That’s because President Donald Trump recently gave Immigration and Customs Enforcement the go-ahead to conduct raids at houses of worship. That directive is the target of two major lawsuits, the second of which was filed Tuesday morning. Plaintiffs in the suits include dozens of faith groups, from Pentecostals to Sikhs to Quakers to Jews, who believe the Trump administration is trampling their religious freedom.
This might seem ironic, given that Trump has signed multiple executive orders purporting to “reduce burdens on the free exercise of religion” and protect people of faith. In reality, he and his allies have launched an aggressive assault on religious liberty — or at least, the liberty to practice a religion that isn’t precisely their own.
The offensive began with attacks on specific faith leaders. Trump lashed out at the Right Rev. Mariann Budde, Episcopal bishop of Washington, for having the gall to ask him “to have mercy upon the people in our country who are scared now.” Rep. Mike Collins (R-Georgia) demanded that she be deported. (Budde was born in New Jersey.)
Then, Vice President JD Vance accused the Catholic Church, without evidence, of improperly receiving “over $100 million to help resettle illegal immigrants.” Elon Musk laid into Lutheran organizations, declaring that DOGE would end allegedly “illegal” payments to the Lutheran groups that run food pantries and care for homeless people.
By far the most serious encroachment on religious liberty is Trump’s decision to overturn a long-standing directive against conducting immigration raids at “protected” or “sensitive” locations, such as schools, hospitals, day cares and churches.
The guidance had been in place in some form since at least 1993, under Republican and Democratic administrations alike. It allowed enforcement actions at houses of worship only under exigent circumstances or with prior written, high-level supervisory approval. The new Trump policy instead gives ICE agents unfettered authority to storm religious sites, constrained only by individual agents’ own “common sense.”
“This policy essentially has the impact of determining who has access to the message of Jesus, the life of the church and participation in the Lord’s Supper,” said the Rev. Paul Baxley, executive coordinator of the Cooperative Baptist Fellowship, which represents about 1,400 affiliated congregations nationwide. “Or if you’re Roman Catholic, the Mass, or if you’re Episcopalian, the Eucharist, which is supposed to be a meal for all disciples of Jesus — regardless of nationality.”
These concerns motivated the lawsuits arguing that Trump’s directive violates both the Religious Freedom Restoration Act and the First Amendment. “To take actions that make followers of Jesus hesitant to be in worship, to be at that table, is I think a really significant offense to the religious liberty of congregations and the core of the Christian faith,” Baxley said.
Baxley and other religious leaders I interviewed in recent weeks expressed concern not only about the infringement of religious liberty of immigrant worshipers, but of native-born Americans, as well. For instance, physically communing with the other believers in one’s community is a central part of the Quaker faith. “We lose something vital in our religious exercise when people are in fear and unable to gather,” explained Noah Merrill, secretary New England Yearly Meeting of Friends, another plaintiff.
In many religions — including my own, Judaism — welcoming the stranger or ministering to the refugee is itself an expression of faith. Now, clergy report that some U.S.-citizen congregants are reluctant to volunteer in English as a Second Language classes, feeding ministries and clothing distributions, for fear of putting a target on their own backs, too.
“This is exactly what religious liberty means,” New York Episcopal Bishop Matthew Heyd said at a recent Lower East Side church event. He gestured to the church volunteers nearby serving hot food to immigrants who congregate there weekly. Some immigrants in attendance wore crosses; others in a corner prayed to Mecca. “This is exactly expression of our faith.”
In Trump’s America, such an act of faith has become increasingly dangerous.
Catherine Rampell is a Washington Post columnist.

(Task statement)
Please write out everything from "Baxley and other" down to "Friends, another plaintiff." in the column above on immigration raids at houses of worship, word for word.

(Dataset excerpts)
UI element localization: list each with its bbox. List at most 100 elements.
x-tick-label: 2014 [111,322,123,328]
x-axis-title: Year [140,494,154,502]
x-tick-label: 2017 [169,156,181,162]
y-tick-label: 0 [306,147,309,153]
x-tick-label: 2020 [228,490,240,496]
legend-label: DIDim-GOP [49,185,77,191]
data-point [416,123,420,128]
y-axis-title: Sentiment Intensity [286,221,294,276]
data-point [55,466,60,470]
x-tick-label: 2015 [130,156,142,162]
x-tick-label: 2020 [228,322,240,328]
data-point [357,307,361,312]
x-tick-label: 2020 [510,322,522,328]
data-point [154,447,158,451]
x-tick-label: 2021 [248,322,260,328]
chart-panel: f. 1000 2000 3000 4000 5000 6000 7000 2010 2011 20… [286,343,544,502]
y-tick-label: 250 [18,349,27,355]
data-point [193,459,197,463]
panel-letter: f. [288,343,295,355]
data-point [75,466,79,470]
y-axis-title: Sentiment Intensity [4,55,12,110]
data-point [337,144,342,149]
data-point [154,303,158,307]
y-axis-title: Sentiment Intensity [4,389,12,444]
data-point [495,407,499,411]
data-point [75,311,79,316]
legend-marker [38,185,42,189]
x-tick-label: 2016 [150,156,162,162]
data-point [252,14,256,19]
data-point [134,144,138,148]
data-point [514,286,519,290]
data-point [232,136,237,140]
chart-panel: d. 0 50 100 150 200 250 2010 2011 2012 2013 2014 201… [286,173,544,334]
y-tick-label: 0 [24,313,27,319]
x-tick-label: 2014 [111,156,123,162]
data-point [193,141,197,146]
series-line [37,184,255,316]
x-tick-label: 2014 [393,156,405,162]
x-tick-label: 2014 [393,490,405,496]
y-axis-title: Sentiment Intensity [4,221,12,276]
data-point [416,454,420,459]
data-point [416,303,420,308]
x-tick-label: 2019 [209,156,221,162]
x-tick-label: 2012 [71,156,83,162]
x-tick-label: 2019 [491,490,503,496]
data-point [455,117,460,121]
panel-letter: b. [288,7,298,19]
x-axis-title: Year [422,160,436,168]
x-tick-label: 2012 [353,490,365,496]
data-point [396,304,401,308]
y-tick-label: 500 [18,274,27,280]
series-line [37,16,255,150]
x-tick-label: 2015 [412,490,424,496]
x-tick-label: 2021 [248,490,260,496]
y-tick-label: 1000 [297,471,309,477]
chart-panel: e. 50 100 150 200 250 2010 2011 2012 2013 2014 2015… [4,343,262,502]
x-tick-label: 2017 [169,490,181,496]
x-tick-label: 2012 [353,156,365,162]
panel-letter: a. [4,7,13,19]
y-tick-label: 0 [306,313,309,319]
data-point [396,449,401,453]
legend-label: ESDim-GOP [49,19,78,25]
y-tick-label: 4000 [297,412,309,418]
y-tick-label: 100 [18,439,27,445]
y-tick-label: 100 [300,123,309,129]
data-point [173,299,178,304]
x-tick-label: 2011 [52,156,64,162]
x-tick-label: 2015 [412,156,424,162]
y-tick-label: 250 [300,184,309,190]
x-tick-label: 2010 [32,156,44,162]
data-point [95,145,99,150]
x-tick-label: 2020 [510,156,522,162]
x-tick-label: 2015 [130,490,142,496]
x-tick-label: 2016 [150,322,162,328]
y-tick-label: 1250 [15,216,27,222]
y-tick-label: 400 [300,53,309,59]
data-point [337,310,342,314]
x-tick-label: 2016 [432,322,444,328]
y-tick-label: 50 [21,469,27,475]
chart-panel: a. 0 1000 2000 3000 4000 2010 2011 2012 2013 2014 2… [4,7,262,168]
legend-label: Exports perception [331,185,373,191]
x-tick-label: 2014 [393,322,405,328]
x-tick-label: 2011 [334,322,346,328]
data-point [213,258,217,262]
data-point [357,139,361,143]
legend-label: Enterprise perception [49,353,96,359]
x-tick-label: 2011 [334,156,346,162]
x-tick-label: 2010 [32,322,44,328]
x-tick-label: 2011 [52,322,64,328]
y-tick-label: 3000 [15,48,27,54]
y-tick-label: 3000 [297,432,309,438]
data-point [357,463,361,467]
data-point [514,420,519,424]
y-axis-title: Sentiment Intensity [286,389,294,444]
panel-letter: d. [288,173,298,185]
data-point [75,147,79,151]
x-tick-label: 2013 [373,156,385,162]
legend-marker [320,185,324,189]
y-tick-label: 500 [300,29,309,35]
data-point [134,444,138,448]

(Solution to the problem)
Baxley and other religious leaders I interviewed in recent weeks expressed concern not only about the infringement of religious liberty of immigrant worshipers, but of native-born Americans, as well. For instance, physically communing with the other believers in one’s community is a central part of the Quaker faith. “We lose something vital in our religious exercise when people are in fear and unable to gather,” explained Noah Merrill, secretary New England Yearly Meeting of Friends, another plaintiff.